▸ SHORT PROBLEM A
In the post about the grocery trip, how long did the baseball game last?
▸ SHORT PROBLEM B
Please change the post about the grocery trip, starting with "After a few" and going on through "was largely ignored.", so that "pouty pre-teen" becomes "sulky pre-teen".

▸ SOURCE TEXT
-- Start --

Take That…

I took three exhausted, dirty children to the grocery store last evening. I’d had no choice, there was nothing left in the cupboards. We had just endured a two hour long baseball game, of which I saw little. Where the baby put on an adorable display of nerve-racking bleacher climbing, discarded (on the filthy ground) gum chewing, animal mauling, sticky candy and other crap eating performance, while the other two boys rifled through my purse searching for change to buy additional junk food. It was a barely contained free for all and I’m not sorry to say I was thrilled when the game was over and I could get the hell out of there. But not so thrilled when I realized I had to go to the store with these dirt covered, miserable children.

After a few words with my pouty pre-teen about his potentially building, poor attitude, I rushed to the store to stock up on a few provisions. Before exiting the vehicle, I barked out threats to the already whining and fighting children in the back seat. Informing them that if they continued with their behavior in the store, I’d leave everything in the cart and we’d get back in the car and go straight home for bed and bathes. However, my threat was largely ignored.

-- End --

(Dataset rows)

-- Start --

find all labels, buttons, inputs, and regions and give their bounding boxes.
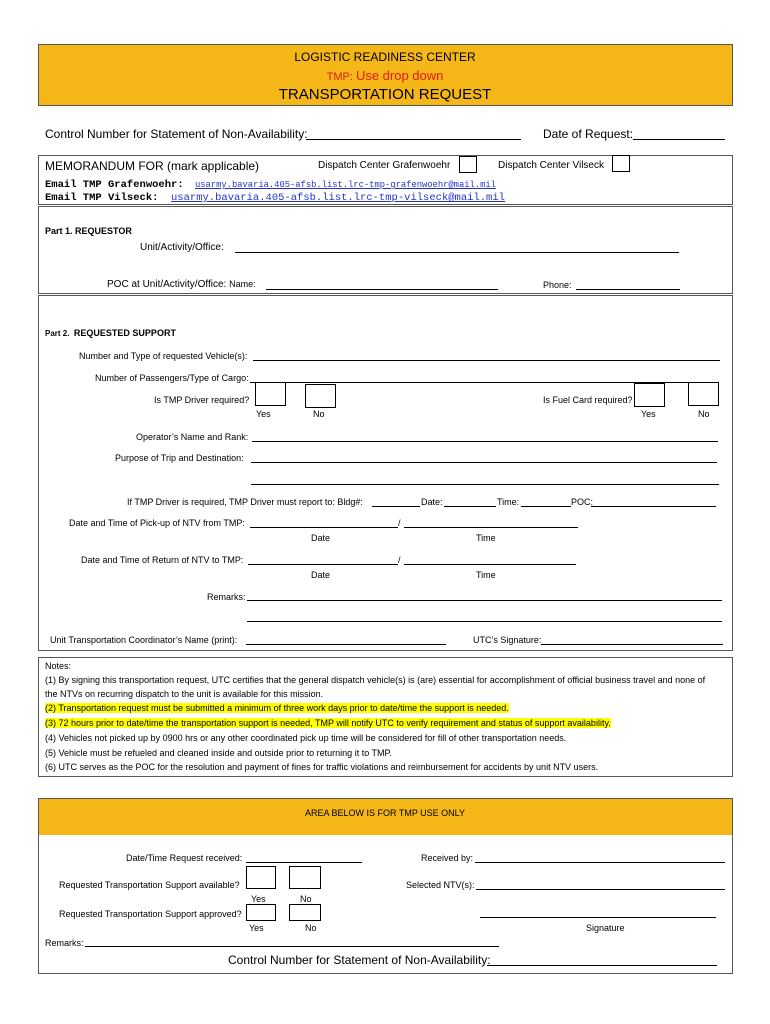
operator-label: Operator’s Name and Rank:	[136, 432, 249, 442]
poc-name-field[interactable]	[266, 289, 498, 290]
available-no-caption: No	[300, 894, 312, 904]
date-of-request-label: Date of Request:	[543, 127, 634, 141]
tmp-driver-label: Is TMP Driver required?	[154, 395, 250, 405]
received-date-label: Date/Time Request received:	[126, 853, 243, 863]
part2-title	[45, 323, 176, 341]
pickup-slash: /	[398, 518, 401, 528]
approved-no-checkbox[interactable]	[289, 904, 321, 921]
org-title: LOGISTIC READINESS CENTER	[294, 50, 476, 64]
utc-name-label: Unit Transportation Coordinator’s Name (print):	[50, 635, 238, 645]
pickup-time-caption: Time	[476, 533, 496, 543]
tmp-driver-yes-caption: Yes	[256, 409, 271, 419]
part2-box	[38, 295, 733, 651]
dispatch-grafenwoehr-label: Dispatch Center Grafenwoehr	[318, 160, 451, 171]
email-grafenwoehr-link[interactable]: usarmy.bavaria.405-afsb.list.lrc-tmp-grafenwoehr@mail.mil	[195, 180, 496, 190]
pickup-date-caption: Date	[311, 533, 331, 543]
received-date-field[interactable]	[246, 862, 362, 863]
utc-signature-label: UTC’s Signature:	[473, 635, 542, 645]
report-bldg-field[interactable]	[372, 506, 420, 507]
tmp-remarks-label: Remarks:	[45, 938, 84, 948]
note-5: (5) Vehicle must be refueled and cleaned inside and outside prior to returning it to TMP.	[45, 748, 392, 758]
remarks-label: Remarks:	[207, 592, 246, 602]
fuel-card-yes-caption: Yes	[641, 409, 656, 419]
passengers-label: Number of Passengers/Type of Cargo:	[95, 373, 249, 383]
dispatch-vilseck-label: Dispatch Center Vilseck	[498, 160, 604, 171]
report-date-field[interactable]	[444, 506, 496, 507]
tmp-driver-no-caption: No	[313, 409, 325, 419]
fuel-card-yes-checkbox[interactable]	[634, 383, 665, 407]
control-number-field[interactable]	[306, 139, 521, 140]
report-poc-field[interactable]	[591, 506, 716, 507]
email-vilseck-label: Email TMP Vilseck:	[45, 192, 159, 204]
notes-title: Notes:	[45, 661, 72, 671]
report-time-label: Time:	[497, 497, 520, 507]
note-6: (6) UTC serves as the POC for the resolution and payment of fines for traffic violations and reimbursement for accidents by unit NTV users.	[45, 762, 599, 772]
return-time-field[interactable]	[404, 564, 576, 565]
tmp-area-title: AREA BELOW IS FOR TMP USE ONLY	[304, 808, 466, 818]
email-grafenwoehr-label: Email TMP Grafenwoehr:	[45, 179, 184, 191]
approved-yes-caption: Yes	[249, 923, 264, 933]
tmp-note-label: TMP:	[326, 71, 356, 83]
pickup-time-field[interactable]	[404, 527, 578, 528]
vehicles-field[interactable]	[253, 360, 720, 361]
available-yes-caption: Yes	[251, 894, 266, 904]
report-time-field[interactable]	[521, 506, 571, 507]
tmp-control-number-label: Control Number for Statement of Non-Availability:	[228, 953, 491, 967]
tmp-control-number-field[interactable]	[487, 965, 717, 966]
fuel-card-label: Is Fuel Card required?	[543, 395, 633, 405]
selected-ntv-field[interactable]	[476, 889, 725, 890]
email-vilseck-link[interactable]: usarmy.bavaria.405-afsb.list.lrc-tmp-vilseck@mail.mil	[171, 192, 505, 204]
operator-field[interactable]	[252, 441, 718, 442]
available-no-checkbox[interactable]	[289, 866, 321, 889]
phone-label: Phone:	[543, 280, 572, 290]
return-slash: /	[398, 555, 401, 565]
tmp-remarks-field[interactable]	[85, 946, 499, 947]
purpose-label: Purpose of Trip and Destination:	[115, 453, 244, 463]
utc-name-field[interactable]	[246, 644, 446, 645]
purpose-field-2[interactable]	[251, 484, 719, 485]
remarks-field-1[interactable]	[247, 600, 722, 601]
tmp-dropdown-note[interactable]	[0, 67, 770, 85]
purpose-field-1[interactable]	[251, 462, 717, 463]
tmp-driver-yes-checkbox[interactable]	[255, 382, 286, 406]
dispatch-grafenwoehr-checkbox[interactable]	[459, 156, 477, 173]
return-date-caption: Date	[311, 570, 331, 580]
poc-label	[107, 279, 256, 290]
received-by-field[interactable]	[475, 862, 725, 863]
return-date-field[interactable]	[248, 564, 398, 565]
part2-title-text: REQUESTED SUPPORT	[73, 328, 176, 338]
vehicles-label: Number and Type of requested Vehicle(s):	[79, 351, 248, 361]
memo-label: MEMORANDUM FOR (mark applicable)	[45, 159, 260, 173]
phone-field[interactable]	[576, 289, 680, 290]
fuel-card-no-checkbox[interactable]	[688, 382, 719, 406]
remarks-field-2[interactable]	[247, 621, 722, 622]
pickup-date-field[interactable]	[250, 527, 398, 528]
poc-label-text: POC at Unit/Activity/Office:	[107, 279, 227, 290]
dispatch-vilseck-checkbox[interactable]	[612, 155, 630, 172]
note-2: (2) Transportation request must be submitted a minimum of three work days prior to date/time the support is needed.	[45, 703, 509, 713]
tmp-dropdown-text: Use drop down	[355, 68, 444, 83]
tmp-driver-no-checkbox[interactable]	[305, 384, 336, 408]
approved-label: Requested Transportation Support approved?	[59, 909, 242, 919]
part1-title: Part 1. REQUESTOR	[45, 226, 132, 236]
poc-name-label: Name:	[229, 279, 256, 289]
available-yes-checkbox[interactable]	[246, 866, 276, 889]
return-label: Date and Time of Return of NTV to TMP:	[81, 555, 244, 565]
report-to-label: If TMP Driver is required, TMP Driver must report to: Bldg#:	[127, 497, 363, 507]
note-1b: the NTVs on recurring dispatch to the unit is available for this mission.	[45, 689, 324, 699]
unit-activity-label: Unit/Activity/Office:	[140, 242, 224, 253]
pickup-label: Date and Time of Pick-up of NTV from TMP:	[69, 518, 245, 528]
signature-caption: Signature	[586, 923, 625, 933]
return-time-caption: Time	[476, 570, 496, 580]
page-title: TRANSPORTATION REQUEST	[278, 86, 492, 103]
fuel-card-no-caption: No	[698, 409, 710, 419]
date-of-request-field[interactable]	[633, 139, 725, 140]
available-label: Requested Transportation Support available?	[59, 880, 240, 890]
note-4: (4) Vehicles not picked up by 0900 hrs or any other coordinated pick up time will be considered for fill of other transportation needs.	[45, 733, 567, 743]
part2-label: Part 2.	[45, 329, 70, 338]
report-date-label: Date:	[421, 497, 443, 507]
approved-no-caption: No	[305, 923, 317, 933]
control-number-label: Control Number for Statement of Non-Availability:	[45, 127, 308, 141]
approved-yes-checkbox[interactable]	[246, 904, 276, 921]
note-3: (3) 72 hours prior to date/time the transportation support is needed, TMP will notify UTC to verify requirement and status of support availability.	[45, 718, 611, 728]
note-1a: (1) By signing this transportation request, UTC certifies that the general dispatch vehicle(s) is (are) essential for accomplishment of official business travel and none of	[45, 675, 706, 685]
received-by-label: Received by:	[421, 853, 474, 863]
utc-signature-field[interactable]	[541, 644, 723, 645]
unit-activity-field[interactable]	[235, 252, 679, 253]
signature-field[interactable]	[480, 917, 716, 918]
report-poc-label: POC:	[571, 497, 594, 507]
selected-ntv-label: Selected NTV(s):	[406, 880, 475, 890]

-- End --

▸ CORRECT RESULT A
Two hours.

▸ CORRECT RESULT B
After a few words with my sulky pre-teen about his potentially building, poor attitude, I rushed to the store to stock up on a few provisions. Before exiting the vehicle, I barked out threats to the already whining and fighting children in the back seat. Informing them that if they continued with their behavior in the store, I’d leave everything in the cart and we’d get back in the car and go straight home for bed and bathes. However, my threat was largely ignored.